## TASK TO CARRY OUT:
Transcribe each line exactly.

■ ■ ■ ■

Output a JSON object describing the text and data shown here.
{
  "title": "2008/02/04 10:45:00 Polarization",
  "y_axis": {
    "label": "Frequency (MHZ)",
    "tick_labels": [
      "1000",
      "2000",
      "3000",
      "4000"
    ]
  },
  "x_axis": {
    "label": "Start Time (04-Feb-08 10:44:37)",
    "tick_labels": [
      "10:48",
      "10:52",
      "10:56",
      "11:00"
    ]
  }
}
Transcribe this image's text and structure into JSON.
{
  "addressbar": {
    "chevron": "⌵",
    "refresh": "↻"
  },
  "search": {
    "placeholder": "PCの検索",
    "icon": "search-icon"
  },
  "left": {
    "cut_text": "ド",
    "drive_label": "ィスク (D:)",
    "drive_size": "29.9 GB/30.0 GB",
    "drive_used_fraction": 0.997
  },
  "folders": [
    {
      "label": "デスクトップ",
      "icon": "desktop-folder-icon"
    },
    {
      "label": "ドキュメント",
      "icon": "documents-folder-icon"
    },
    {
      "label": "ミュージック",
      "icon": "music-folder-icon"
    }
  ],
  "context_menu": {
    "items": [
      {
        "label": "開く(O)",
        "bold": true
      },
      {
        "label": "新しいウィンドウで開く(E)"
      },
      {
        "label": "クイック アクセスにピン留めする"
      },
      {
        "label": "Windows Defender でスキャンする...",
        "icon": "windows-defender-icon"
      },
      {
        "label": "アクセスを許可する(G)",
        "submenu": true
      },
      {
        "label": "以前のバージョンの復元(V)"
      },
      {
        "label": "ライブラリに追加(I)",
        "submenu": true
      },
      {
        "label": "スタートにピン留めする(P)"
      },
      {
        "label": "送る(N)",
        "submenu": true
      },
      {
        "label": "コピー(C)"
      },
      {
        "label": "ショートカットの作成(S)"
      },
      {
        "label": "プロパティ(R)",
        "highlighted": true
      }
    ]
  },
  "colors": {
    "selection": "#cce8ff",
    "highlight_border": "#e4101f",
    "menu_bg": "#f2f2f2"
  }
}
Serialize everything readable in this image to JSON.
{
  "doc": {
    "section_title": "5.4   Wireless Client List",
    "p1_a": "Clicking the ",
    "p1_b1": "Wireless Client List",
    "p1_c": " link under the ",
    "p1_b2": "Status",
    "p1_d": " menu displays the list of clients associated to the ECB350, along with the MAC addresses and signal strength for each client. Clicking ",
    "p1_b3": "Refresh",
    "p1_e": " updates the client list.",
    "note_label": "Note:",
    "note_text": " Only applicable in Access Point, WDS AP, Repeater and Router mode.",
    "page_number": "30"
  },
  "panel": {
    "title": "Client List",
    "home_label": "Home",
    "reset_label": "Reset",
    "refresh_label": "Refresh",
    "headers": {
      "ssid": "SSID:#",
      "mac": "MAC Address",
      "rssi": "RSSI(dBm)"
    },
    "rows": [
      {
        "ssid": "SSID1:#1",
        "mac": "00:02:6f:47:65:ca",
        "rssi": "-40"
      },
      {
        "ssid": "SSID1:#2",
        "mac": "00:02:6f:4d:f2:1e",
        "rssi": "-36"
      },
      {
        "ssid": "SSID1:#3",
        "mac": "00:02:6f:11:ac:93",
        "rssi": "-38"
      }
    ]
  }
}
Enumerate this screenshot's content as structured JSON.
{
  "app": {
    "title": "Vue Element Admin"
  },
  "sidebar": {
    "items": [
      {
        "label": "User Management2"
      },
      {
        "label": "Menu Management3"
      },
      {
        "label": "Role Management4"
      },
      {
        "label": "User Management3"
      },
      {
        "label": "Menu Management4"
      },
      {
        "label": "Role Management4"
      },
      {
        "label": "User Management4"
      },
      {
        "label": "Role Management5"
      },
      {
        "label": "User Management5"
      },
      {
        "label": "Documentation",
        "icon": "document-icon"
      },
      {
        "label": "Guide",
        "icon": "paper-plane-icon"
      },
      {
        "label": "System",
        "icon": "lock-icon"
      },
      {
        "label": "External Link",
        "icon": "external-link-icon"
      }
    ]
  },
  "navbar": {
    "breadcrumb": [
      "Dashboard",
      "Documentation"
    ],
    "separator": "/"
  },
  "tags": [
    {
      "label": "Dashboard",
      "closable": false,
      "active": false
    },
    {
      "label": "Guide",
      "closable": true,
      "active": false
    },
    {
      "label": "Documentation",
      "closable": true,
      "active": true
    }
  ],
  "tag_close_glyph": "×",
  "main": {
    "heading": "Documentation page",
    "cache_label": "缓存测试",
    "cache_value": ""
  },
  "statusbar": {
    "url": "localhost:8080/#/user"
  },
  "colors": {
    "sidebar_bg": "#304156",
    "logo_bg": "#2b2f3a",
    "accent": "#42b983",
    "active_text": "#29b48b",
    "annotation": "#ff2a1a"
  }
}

■ ■ ■ ■

## CORRECT RESULT:
Output a JSON object describing the text and data shown here.
{
  "title": "2008/02/04 10:45:00 Polarization",
  "y_axis": {
    "label": "Frequency (MHZ)",
    "tick_labels": [
      "1000",
      "2000",
      "3000",
      "4000"
    ]
  },
  "x_axis": {
    "label": "Start Time (04-Feb-08 10:44:37)",
    "tick_labels": [
      "10:48",
      "10:52",
      "10:56",
      "11:00"
    ]
  }
}
Transcribe this image's text and structure into JSON.
{
  "addressbar": {
    "chevron": "⌵",
    "refresh": "↻"
  },
  "search": {
    "placeholder": "PCの検索",
    "icon": "search-icon"
  },
  "left": {
    "cut_text": "ド",
    "drive_label": "ィスク (D:)",
    "drive_size": "29.9 GB/30.0 GB",
    "drive_used_fraction": 0.997
  },
  "folders": [
    {
      "label": "デスクトップ",
      "icon": "desktop-folder-icon"
    },
    {
      "label": "ドキュメント",
      "icon": "documents-folder-icon"
    },
    {
      "label": "ミュージック",
      "icon": "music-folder-icon"
    }
  ],
  "context_menu": {
    "items": [
      {
        "label": "開く(O)",
        "bold": true
      },
      {
        "label": "新しいウィンドウで開く(E)"
      },
      {
        "label": "クイック アクセスにピン留めする"
      },
      {
        "label": "Windows Defender でスキャンする...",
        "icon": "windows-defender-icon"
      },
      {
        "label": "アクセスを許可する(G)",
        "submenu": true
      },
      {
        "label": "以前のバージョンの復元(V)"
      },
      {
        "label": "ライブラリに追加(I)",
        "submenu": true
      },
      {
        "label": "スタートにピン留めする(P)"
      },
      {
        "label": "送る(N)",
        "submenu": true
      },
      {
        "label": "コピー(C)"
      },
      {
        "label": "ショートカットの作成(S)"
      },
      {
        "label": "プロパティ(R)",
        "highlighted": true
      }
    ]
  },
  "colors": {
    "selection": "#cce8ff",
    "highlight_border": "#e4101f",
    "menu_bg": "#f2f2f2"
  }
}
Serialize everything readable in this image to JSON.
{
  "doc": {
    "section_title": "5.4   Wireless Client List",
    "p1_a": "Clicking the ",
    "p1_b1": "Wireless Client List",
    "p1_c": " link under the ",
    "p1_b2": "Status",
    "p1_d": " menu displays the list of clients associated to the ECB350, along with the MAC addresses and signal strength for each client. Clicking ",
    "p1_b3": "Refresh",
    "p1_e": " updates the client list.",
    "note_label": "Note:",
    "note_text": " Only applicable in Access Point, WDS AP, Repeater and Router mode.",
    "page_number": "30"
  },
  "panel": {
    "title": "Client List",
    "home_label": "Home",
    "reset_label": "Reset",
    "refresh_label": "Refresh",
    "headers": {
      "ssid": "SSID:#",
      "mac": "MAC Address",
      "rssi": "RSSI(dBm)"
    },
    "rows": [
      {
        "ssid": "SSID1:#1",
        "mac": "00:02:6f:47:65:ca",
        "rssi": "-40"
      },
      {
        "ssid": "SSID1:#2",
        "mac": "00:02:6f:4d:f2:1e",
        "rssi": "-36"
      },
      {
        "ssid": "SSID1:#3",
        "mac": "00:02:6f:11:ac:93",
        "rssi": "-38"
      }
    ]
  }
}
Enumerate this screenshot's content as structured JSON.
{
  "app": {
    "title": "Vue Element Admin"
  },
  "sidebar": {
    "items": [
      {
        "label": "User Management2"
      },
      {
        "label": "Menu Management3"
      },
      {
        "label": "Role Management4"
      },
      {
        "label": "User Management3"
      },
      {
        "label": "Menu Management4"
      },
      {
        "label": "Role Management4"
      },
      {
        "label": "User Management4"
      },
      {
        "label": "Role Management5"
      },
      {
        "label": "User Management5"
      },
      {
        "label": "Documentation",
        "icon": "document-icon"
      },
      {
        "label": "Guide",
        "icon": "paper-plane-icon"
      },
      {
        "label": "System",
        "icon": "lock-icon"
      },
      {
        "label": "External Link",
        "icon": "external-link-icon"
      }
    ]
  },
  "navbar": {
    "breadcrumb": [
      "Dashboard",
      "Documentation"
    ],
    "separator": "/"
  },
  "tags": [
    {
      "label": "Dashboard",
      "closable": false,
      "active": false
    },
    {
      "label": "Guide",
      "closable": true,
      "active": false
    },
    {
      "label": "Documentation",
      "closable": true,
      "active": true
    }
  ],
  "tag_close_glyph": "×",
  "main": {
    "heading": "Documentation page",
    "cache_label": "缓存测试",
    "cache_value": ""
  },
  "statusbar": {
    "url": "localhost:8080/#/user"
  },
  "colors": {
    "sidebar_bg": "#304156",
    "logo_bg": "#2b2f3a",
    "accent": "#42b983",
    "active_text": "#29b48b",
    "annotation": "#ff2a1a"
  }
}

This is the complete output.